<<<<

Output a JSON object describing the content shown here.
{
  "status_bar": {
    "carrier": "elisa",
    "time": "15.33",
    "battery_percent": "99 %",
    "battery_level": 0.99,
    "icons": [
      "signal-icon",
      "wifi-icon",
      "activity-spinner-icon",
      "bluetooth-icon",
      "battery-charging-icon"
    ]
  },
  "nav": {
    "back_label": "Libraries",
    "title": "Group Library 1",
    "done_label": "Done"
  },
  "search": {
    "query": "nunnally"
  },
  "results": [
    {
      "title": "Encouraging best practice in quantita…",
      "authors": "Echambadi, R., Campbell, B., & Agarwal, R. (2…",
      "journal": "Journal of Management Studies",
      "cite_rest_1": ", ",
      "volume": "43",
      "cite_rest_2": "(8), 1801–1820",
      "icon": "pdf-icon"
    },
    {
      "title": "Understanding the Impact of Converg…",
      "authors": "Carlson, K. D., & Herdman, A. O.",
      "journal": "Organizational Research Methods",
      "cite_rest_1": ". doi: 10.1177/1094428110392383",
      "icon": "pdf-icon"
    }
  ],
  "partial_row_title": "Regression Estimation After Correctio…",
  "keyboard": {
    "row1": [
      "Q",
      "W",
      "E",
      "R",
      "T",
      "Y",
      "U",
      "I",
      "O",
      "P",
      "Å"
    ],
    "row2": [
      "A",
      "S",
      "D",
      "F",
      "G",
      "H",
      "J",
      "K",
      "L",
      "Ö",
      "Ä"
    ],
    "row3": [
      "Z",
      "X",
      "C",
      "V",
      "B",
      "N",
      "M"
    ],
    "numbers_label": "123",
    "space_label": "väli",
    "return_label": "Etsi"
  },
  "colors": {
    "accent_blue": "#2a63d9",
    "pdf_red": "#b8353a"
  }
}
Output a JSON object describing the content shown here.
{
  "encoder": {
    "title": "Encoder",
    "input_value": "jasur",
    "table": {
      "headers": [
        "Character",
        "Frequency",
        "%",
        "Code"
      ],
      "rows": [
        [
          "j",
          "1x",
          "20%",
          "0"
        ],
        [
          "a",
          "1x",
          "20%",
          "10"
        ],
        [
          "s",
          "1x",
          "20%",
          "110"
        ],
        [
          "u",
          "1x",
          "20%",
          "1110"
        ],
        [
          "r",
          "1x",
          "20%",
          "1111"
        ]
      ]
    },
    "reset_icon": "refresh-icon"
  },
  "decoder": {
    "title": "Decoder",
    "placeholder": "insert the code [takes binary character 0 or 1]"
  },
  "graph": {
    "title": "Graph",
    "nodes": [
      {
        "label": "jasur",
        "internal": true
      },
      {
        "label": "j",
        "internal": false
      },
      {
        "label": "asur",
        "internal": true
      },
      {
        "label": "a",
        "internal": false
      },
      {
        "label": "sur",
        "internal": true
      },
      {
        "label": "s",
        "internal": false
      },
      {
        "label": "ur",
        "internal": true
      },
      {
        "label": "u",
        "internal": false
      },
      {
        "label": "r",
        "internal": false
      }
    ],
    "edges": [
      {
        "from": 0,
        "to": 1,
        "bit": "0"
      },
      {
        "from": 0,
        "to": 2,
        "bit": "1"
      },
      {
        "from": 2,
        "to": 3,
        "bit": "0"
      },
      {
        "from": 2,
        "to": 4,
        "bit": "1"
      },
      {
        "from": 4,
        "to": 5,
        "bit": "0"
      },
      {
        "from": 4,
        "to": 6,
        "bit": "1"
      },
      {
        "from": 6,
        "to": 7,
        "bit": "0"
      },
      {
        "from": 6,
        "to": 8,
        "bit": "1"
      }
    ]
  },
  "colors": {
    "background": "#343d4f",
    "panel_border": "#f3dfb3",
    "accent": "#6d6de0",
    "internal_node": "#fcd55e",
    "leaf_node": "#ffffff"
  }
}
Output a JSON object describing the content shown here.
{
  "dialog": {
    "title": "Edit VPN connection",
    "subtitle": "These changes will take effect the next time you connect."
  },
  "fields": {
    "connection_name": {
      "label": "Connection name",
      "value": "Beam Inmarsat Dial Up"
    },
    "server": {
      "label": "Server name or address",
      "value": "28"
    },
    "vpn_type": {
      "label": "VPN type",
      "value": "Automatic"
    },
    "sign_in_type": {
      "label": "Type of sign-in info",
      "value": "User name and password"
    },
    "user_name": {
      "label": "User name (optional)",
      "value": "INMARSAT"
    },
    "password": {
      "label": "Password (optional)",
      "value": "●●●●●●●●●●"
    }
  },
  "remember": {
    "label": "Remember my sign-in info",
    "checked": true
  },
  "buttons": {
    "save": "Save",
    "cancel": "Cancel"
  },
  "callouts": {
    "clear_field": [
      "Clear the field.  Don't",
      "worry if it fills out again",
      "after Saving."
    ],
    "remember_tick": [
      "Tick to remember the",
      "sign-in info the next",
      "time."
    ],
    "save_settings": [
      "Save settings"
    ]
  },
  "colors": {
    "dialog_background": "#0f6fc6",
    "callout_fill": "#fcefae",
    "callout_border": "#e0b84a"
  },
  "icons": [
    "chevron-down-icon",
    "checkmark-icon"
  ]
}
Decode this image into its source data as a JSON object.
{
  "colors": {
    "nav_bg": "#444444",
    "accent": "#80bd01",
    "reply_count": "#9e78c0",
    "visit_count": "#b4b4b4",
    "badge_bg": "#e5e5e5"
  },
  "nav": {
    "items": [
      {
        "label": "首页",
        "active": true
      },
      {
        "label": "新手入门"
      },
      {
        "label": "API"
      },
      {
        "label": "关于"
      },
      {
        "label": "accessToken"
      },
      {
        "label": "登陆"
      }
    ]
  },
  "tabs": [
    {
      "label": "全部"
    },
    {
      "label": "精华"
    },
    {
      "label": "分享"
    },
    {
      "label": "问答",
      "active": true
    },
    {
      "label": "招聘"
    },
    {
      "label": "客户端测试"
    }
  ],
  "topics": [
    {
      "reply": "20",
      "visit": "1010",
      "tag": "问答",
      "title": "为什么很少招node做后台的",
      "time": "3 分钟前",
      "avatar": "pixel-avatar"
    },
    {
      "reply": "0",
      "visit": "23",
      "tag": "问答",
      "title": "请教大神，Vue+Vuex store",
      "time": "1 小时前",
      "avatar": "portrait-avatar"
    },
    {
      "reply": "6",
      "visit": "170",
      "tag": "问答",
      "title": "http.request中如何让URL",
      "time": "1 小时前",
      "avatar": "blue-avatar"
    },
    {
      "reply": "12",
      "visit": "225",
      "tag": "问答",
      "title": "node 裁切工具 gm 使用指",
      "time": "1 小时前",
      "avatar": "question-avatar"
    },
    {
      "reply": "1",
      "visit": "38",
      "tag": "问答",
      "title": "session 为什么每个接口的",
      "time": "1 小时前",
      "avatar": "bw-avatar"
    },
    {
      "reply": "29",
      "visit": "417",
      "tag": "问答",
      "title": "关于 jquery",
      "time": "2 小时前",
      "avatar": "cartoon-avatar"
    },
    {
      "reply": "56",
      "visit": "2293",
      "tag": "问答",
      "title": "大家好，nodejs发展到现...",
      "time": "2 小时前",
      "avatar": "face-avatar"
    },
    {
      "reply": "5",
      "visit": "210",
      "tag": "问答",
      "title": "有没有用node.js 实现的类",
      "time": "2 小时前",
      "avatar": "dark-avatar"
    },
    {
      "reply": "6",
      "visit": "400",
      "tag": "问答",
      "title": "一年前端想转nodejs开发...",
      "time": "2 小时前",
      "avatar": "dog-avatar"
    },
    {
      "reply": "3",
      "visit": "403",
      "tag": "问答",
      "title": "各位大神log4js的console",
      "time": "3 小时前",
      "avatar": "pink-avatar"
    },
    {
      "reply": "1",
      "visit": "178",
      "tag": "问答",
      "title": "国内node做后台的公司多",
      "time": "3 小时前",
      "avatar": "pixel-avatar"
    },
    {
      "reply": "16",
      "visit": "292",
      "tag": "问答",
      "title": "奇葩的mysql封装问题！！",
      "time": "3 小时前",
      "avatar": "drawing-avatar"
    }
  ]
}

>>>>

- INSTRUCTIONS TO FOLLOW
Find every line that includes the string "next". Report how many there are and nothing else.

- FINISHED TASK
2